Exercise directions:
Render the material again word for word, skipping the pictures in it.

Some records
□ □ □ □
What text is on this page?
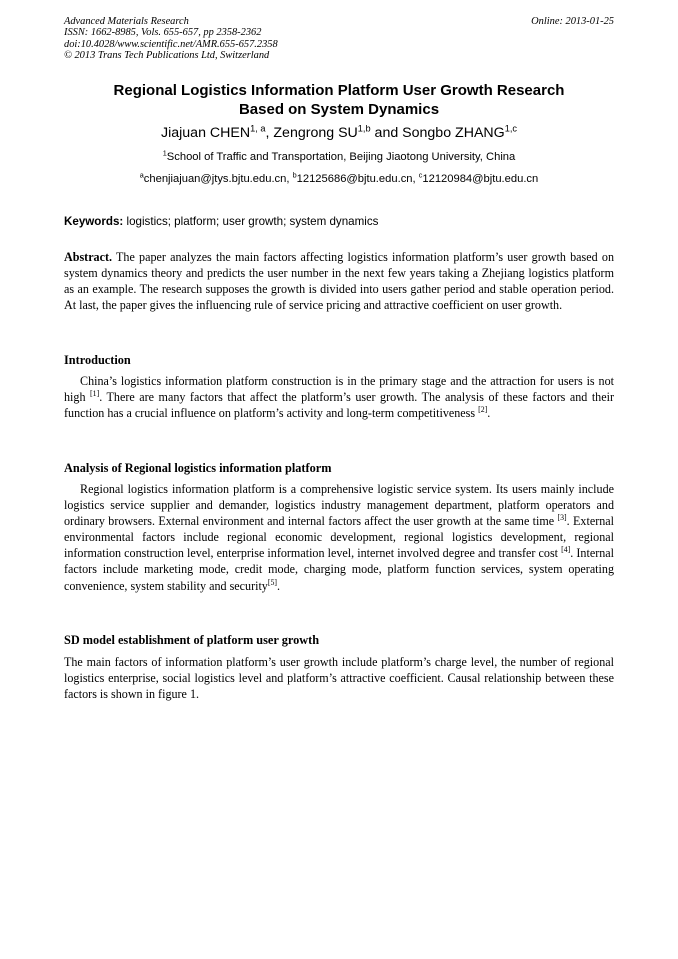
Advanced Materials Research
ISSN: 1662-8985, Vols. 655-657, pp 2358-2362
doi:10.4028/www.scientific.net/AMR.655-657.2358
© 2013 Trans Tech Publications Ltd, Switzerland
Online: 2013-01-25
Regional Logistics Information Platform User Growth Research
Based on System Dynamics
Jiajuan CHEN$^{1, a}$, Zengrong SU$^{1,b}$ and Songbo ZHANG$^{1,c}$
$^1$School of Traffic and Transportation, Beijing Jiaotong University, China
$^a$chenjiajuan@jtys.bjtu.edu.cn, $^b$12125686@bjtu.edu.cn, $^c$12120984@bjtu.edu.cn
Keywords: logistics; platform; user growth; system dynamics
Abstract. The paper analyzes the main factors affecting logistics information platform’s user growth based on system dynamics theory and predicts the user number in the next few years taking a Zhejiang logistics platform as an example. The research supposes the growth is divided into users gather period and stable operation period. At last, the paper gives the influencing rule of service pricing and attractive coefficient on user growth.
Introduction
China’s logistics information platform construction is in the primary stage and the attraction for users is not high [1]. There are many factors that affect the platform’s user growth. The analysis of these factors and their function has a crucial influence on platform’s activity and long-term competitiveness [2].
Analysis of Regional logistics information platform
Regional logistics information platform is a comprehensive logistic service system. Its users mainly include logistics service supplier and demander, logistics industry management department, platform operators and ordinary browsers. External environment and internal factors affect the user growth at the same time [3]. External environmental factors include regional economic development, regional logistics development, regional information construction level, enterprise information level, internet involved degree and transfer cost [4]. Internal factors include marketing mode, credit mode, charging mode, platform function services, system operating convenience, system stability and security[5].
SD model establishment of platform user growth
The main factors of information platform’s user growth include platform’s charge level, the number of regional logistics enterprise, social logistics level and platform’s attractive coefficient. Causal relationship between these factors is shown in figure 1.
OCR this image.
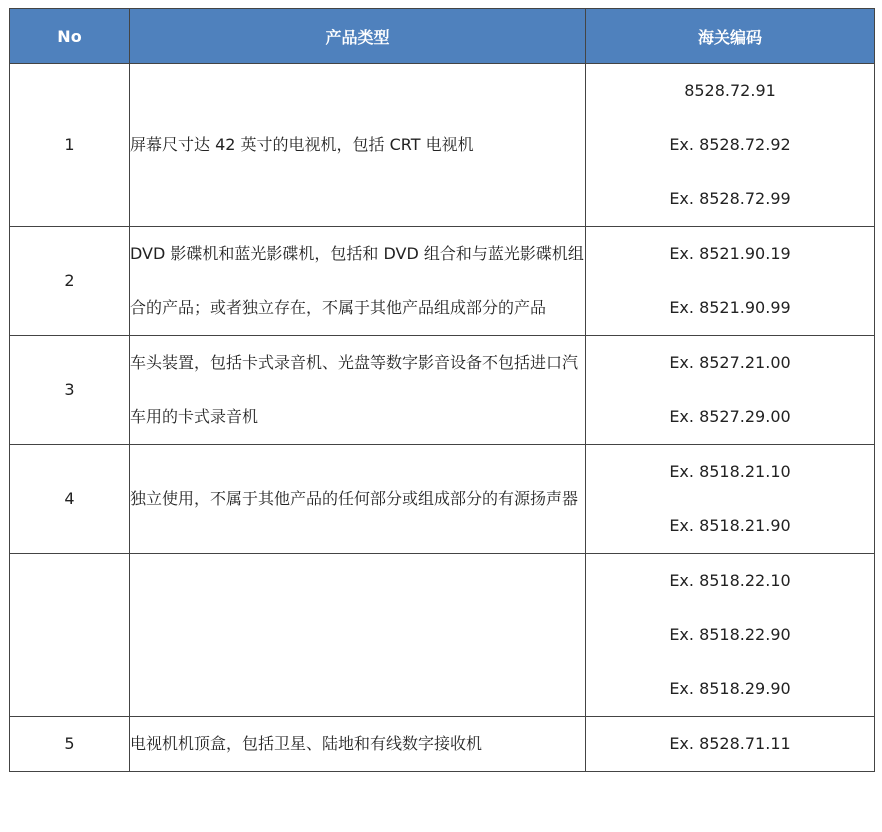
No	产品类型	海关编码
1	屏幕尺寸达 42 英寸的电视机，包括 CRT 电视机	8528.72.91
Ex. 8528.72.92
Ex. 8528.72.99

2	DVD 影碟机和蓝光影碟机，包括和 DVD 组合和与蓝光影碟机组合的产品；或者独立存在，不属于其他产品组成部分的产品	Ex. 8521.90.19
Ex. 8521.90.99

3	车头装置，包括卡式录音机、光盘等数字影音设备不包括进口汽车用的卡式录音机	Ex. 8527.21.00
Ex. 8527.29.00

4	独立使用，不属于其他产品的任何部分或组成部分的有源扬声器	Ex. 8518.21.10
Ex. 8518.21.90

		Ex. 8518.22.10
Ex. 8518.22.90
Ex. 8518.29.90

5	电视机机顶盒，包括卫星、陆地和有线数字接收机	Ex. 8528.71.11
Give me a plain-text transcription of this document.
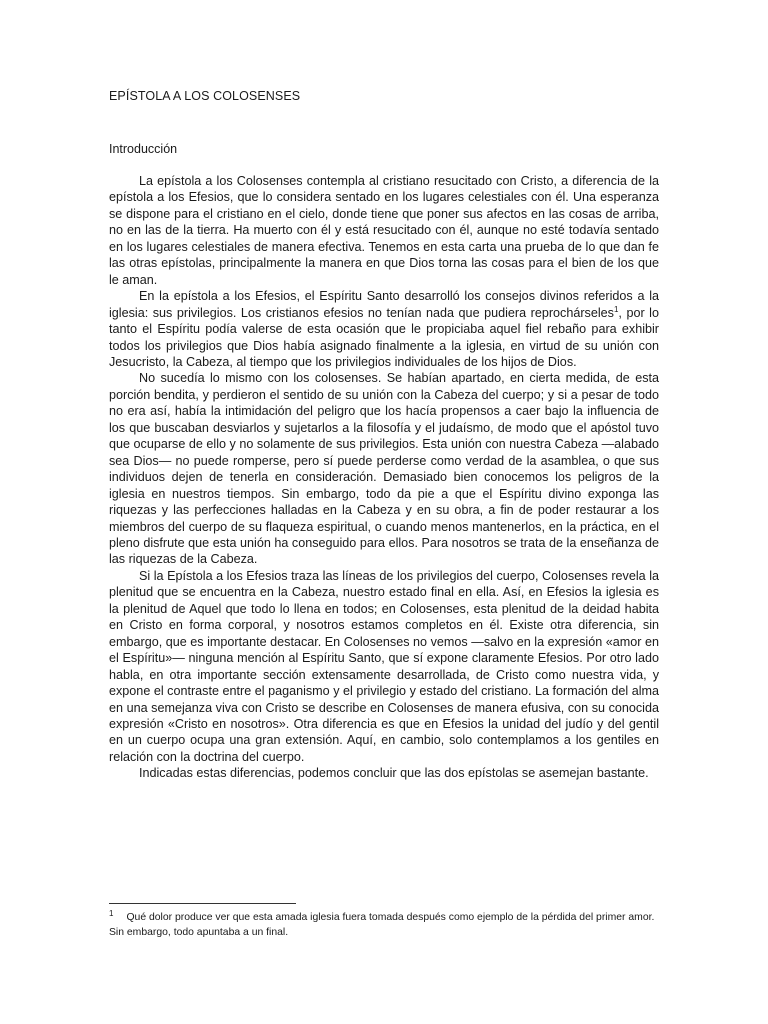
EPÍSTOLA A LOS COLOSENSES
Introducción

La epístola a los Colosenses contempla al cristiano resucitado con Cristo, a diferencia de la epístola a los Efesios, que lo considera sentado en los lugares celestiales con él. Una esperanza se dispone para el cristiano en el cielo, donde tiene que poner sus afectos en las cosas de arriba, no en las de la tierra. Ha muerto con él y está resucitado con él, aunque no esté todavía sentado en los lugares celestiales de manera efectiva. Tenemos en esta carta una prueba de lo que dan fe las otras epístolas, principalmente la manera en que Dios torna las cosas para el bien de los que le aman.

En la epístola a los Efesios, el Espíritu Santo desarrolló los consejos divinos referidos a la iglesia: sus privilegios. Los cristianos efesios no tenían nada que pudiera reprochárseles$^1$, por lo tanto el Espíritu podía valerse de esta ocasión que le propiciaba aquel fiel rebaño para exhibir todos los privilegios que Dios había asignado finalmente a la iglesia, en virtud de su unión con Jesucristo, la Cabeza, al tiempo que los privilegios individuales de los hijos de Dios.

No sucedía lo mismo con los colosenses. Se habían apartado, en cierta medida, de esta porción bendita, y perdieron el sentido de su unión con la Cabeza del cuerpo; y si a pesar de todo no era así, había la intimidación del peligro que los hacía propensos a caer bajo la influencia de los que buscaban desviarlos y sujetarlos a la filosofía y el judaísmo, de modo que el apóstol tuvo que ocuparse de ello y no solamente de sus privilegios. Esta unión con nuestra Cabeza —alabado sea Dios— no puede romperse, pero sí puede perderse como verdad de la asamblea, o que sus individuos dejen de tenerla en consideración. Demasiado bien conocemos los peligros de la iglesia en nuestros tiempos. Sin embargo, todo da pie a que el Espíritu divino exponga las riquezas y las perfecciones halladas en la Cabeza y en su obra, a fin de poder restaurar a los miembros del cuerpo de su flaqueza espiritual, o cuando menos mantenerlos, en la práctica, en el pleno disfrute que esta unión ha conseguido para ellos. Para nosotros se trata de la enseñanza de las riquezas de la Cabeza.

Si la Epístola a los Efesios traza las líneas de los privilegios del cuerpo, Colosenses revela la plenitud que se encuentra en la Cabeza, nuestro estado final en ella. Así, en Efesios la iglesia es la plenitud de Aquel que todo lo llena en todos; en Colosenses, esta plenitud de la deidad habita en Cristo en forma corporal, y nosotros estamos completos en él. Existe otra diferencia, sin embargo, que es importante destacar. En Colosenses no vemos —salvo en la expresión «amor en el Espíritu»— ninguna mención al Espíritu Santo, que sí expone claramente Efesios. Por otro lado habla, en otra importante sección extensamente desarrollada, de Cristo como nuestra vida, y expone el contraste entre el paganismo y el privilegio y estado del cristiano. La formación del alma en una semejanza viva con Cristo se describe en Colosenses de manera efusiva, con su conocida expresión «Cristo en nosotros». Otra diferencia es que en Efesios la unidad del judío y del gentil en un cuerpo ocupa una gran extensión. Aquí, en cambio, solo contemplamos a los gentiles en relación con la doctrina del cuerpo.

Indicadas estas diferencias, podemos concluir que las dos epístolas se asemejan bastante.

$^1$ Qué dolor produce ver que esta amada iglesia fuera tomada después como ejemplo de la pérdida del primer amor. Sin embargo, todo apuntaba a un final.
□ □ □ □
Exercise solution:
What text is on this page?
Advanced Materials Research
ISSN: 1662-8985, Vols. 655-657, pp 2358-2362
doi:10.4028/www.scientific.net/AMR.655-657.2358
© 2013 Trans Tech Publications Ltd, Switzerland
Online: 2013-01-25
Regional Logistics Information Platform User Growth Research
Based on System Dynamics
Jiajuan CHEN$^{1, a}$, Zengrong SU$^{1,b}$ and Songbo ZHANG$^{1,c}$
$^1$School of Traffic and Transportation, Beijing Jiaotong University, China
$^a$chenjiajuan@jtys.bjtu.edu.cn, $^b$12125686@bjtu.edu.cn, $^c$12120984@bjtu.edu.cn
Keywords: logistics; platform; user growth; system dynamics
Abstract. The paper analyzes the main factors affecting logistics information platform’s user growth based on system dynamics theory and predicts the user number in the next few years taking a Zhejiang logistics platform as an example. The research supposes the growth is divided into users gather period and stable operation period. At last, the paper gives the influencing rule of service pricing and attractive coefficient on user growth.
Introduction
China’s logistics information platform construction is in the primary stage and the attraction for users is not high [1]. There are many factors that affect the platform’s user growth. The analysis of these factors and their function has a crucial influence on platform’s activity and long-term competitiveness [2].
Analysis of Regional logistics information platform
Regional logistics information platform is a comprehensive logistic service system. Its users mainly include logistics service supplier and demander, logistics industry management department, platform operators and ordinary browsers. External environment and internal factors affect the user growth at the same time [3]. External environmental factors include regional economic development, regional logistics development, regional information construction level, enterprise information level, internet involved degree and transfer cost [4]. Internal factors include marketing mode, credit mode, charging mode, platform function services, system operating convenience, system stability and security[5].
SD model establishment of platform user growth
The main factors of information platform’s user growth include platform’s charge level, the number of regional logistics enterprise, social logistics level and platform’s attractive coefficient. Causal relationship between these factors is shown in figure 1.
OCR this image.
No	产品类型	海关编码
1	屏幕尺寸达 42 英寸的电视机，包括 CRT 电视机	8528.72.91
Ex. 8528.72.92
Ex. 8528.72.99

2	DVD 影碟机和蓝光影碟机，包括和 DVD 组合和与蓝光影碟机组合的产品；或者独立存在，不属于其他产品组成部分的产品	Ex. 8521.90.19
Ex. 8521.90.99

3	车头装置，包括卡式录音机、光盘等数字影音设备不包括进口汽车用的卡式录音机	Ex. 8527.21.00
Ex. 8527.29.00

4	独立使用，不属于其他产品的任何部分或组成部分的有源扬声器	Ex. 8518.21.10
Ex. 8518.21.90

		Ex. 8518.22.10
Ex. 8518.22.90
Ex. 8518.29.90

5	电视机机顶盒，包括卫星、陆地和有线数字接收机	Ex. 8528.71.11
Give me a plain-text transcription of this document.
EPÍSTOLA A LOS COLOSENSES
Introducción

La epístola a los Colosenses contempla al cristiano resucitado con Cristo, a diferencia de la epístola a los Efesios, que lo considera sentado en los lugares celestiales con él. Una esperanza se dispone para el cristiano en el cielo, donde tiene que poner sus afectos en las cosas de arriba, no en las de la tierra. Ha muerto con él y está resucitado con él, aunque no esté todavía sentado en los lugares celestiales de manera efectiva. Tenemos en esta carta una prueba de lo que dan fe las otras epístolas, principalmente la manera en que Dios torna las cosas para el bien de los que le aman.

En la epístola a los Efesios, el Espíritu Santo desarrolló los consejos divinos referidos a la iglesia: sus privilegios. Los cristianos efesios no tenían nada que pudiera reprochárseles$^1$, por lo tanto el Espíritu podía valerse de esta ocasión que le propiciaba aquel fiel rebaño para exhibir todos los privilegios que Dios había asignado finalmente a la iglesia, en virtud de su unión con Jesucristo, la Cabeza, al tiempo que los privilegios individuales de los hijos de Dios.

No sucedía lo mismo con los colosenses. Se habían apartado, en cierta medida, de esta porción bendita, y perdieron el sentido de su unión con la Cabeza del cuerpo; y si a pesar de todo no era así, había la intimidación del peligro que los hacía propensos a caer bajo la influencia de los que buscaban desviarlos y sujetarlos a la filosofía y el judaísmo, de modo que el apóstol tuvo que ocuparse de ello y no solamente de sus privilegios. Esta unión con nuestra Cabeza —alabado sea Dios— no puede romperse, pero sí puede perderse como verdad de la asamblea, o que sus individuos dejen de tenerla en consideración. Demasiado bien conocemos los peligros de la iglesia en nuestros tiempos. Sin embargo, todo da pie a que el Espíritu divino exponga las riquezas y las perfecciones halladas en la Cabeza y en su obra, a fin de poder restaurar a los miembros del cuerpo de su flaqueza espiritual, o cuando menos mantenerlos, en la práctica, en el pleno disfrute que esta unión ha conseguido para ellos. Para nosotros se trata de la enseñanza de las riquezas de la Cabeza.

Si la Epístola a los Efesios traza las líneas de los privilegios del cuerpo, Colosenses revela la plenitud que se encuentra en la Cabeza, nuestro estado final en ella. Así, en Efesios la iglesia es la plenitud de Aquel que todo lo llena en todos; en Colosenses, esta plenitud de la deidad habita en Cristo en forma corporal, y nosotros estamos completos en él. Existe otra diferencia, sin embargo, que es importante destacar. En Colosenses no vemos —salvo en la expresión «amor en el Espíritu»— ninguna mención al Espíritu Santo, que sí expone claramente Efesios. Por otro lado habla, en otra importante sección extensamente desarrollada, de Cristo como nuestra vida, y expone el contraste entre el paganismo y el privilegio y estado del cristiano. La formación del alma en una semejanza viva con Cristo se describe en Colosenses de manera efusiva, con su conocida expresión «Cristo en nosotros». Otra diferencia es que en Efesios la unidad del judío y del gentil en un cuerpo ocupa una gran extensión. Aquí, en cambio, solo contemplamos a los gentiles en relación con la doctrina del cuerpo.

Indicadas estas diferencias, podemos concluir que las dos epístolas se asemejan bastante.

$^1$ Qué dolor produce ver que esta amada iglesia fuera tomada después como ejemplo de la pérdida del primer amor. Sin embargo, todo apuntaba a un final.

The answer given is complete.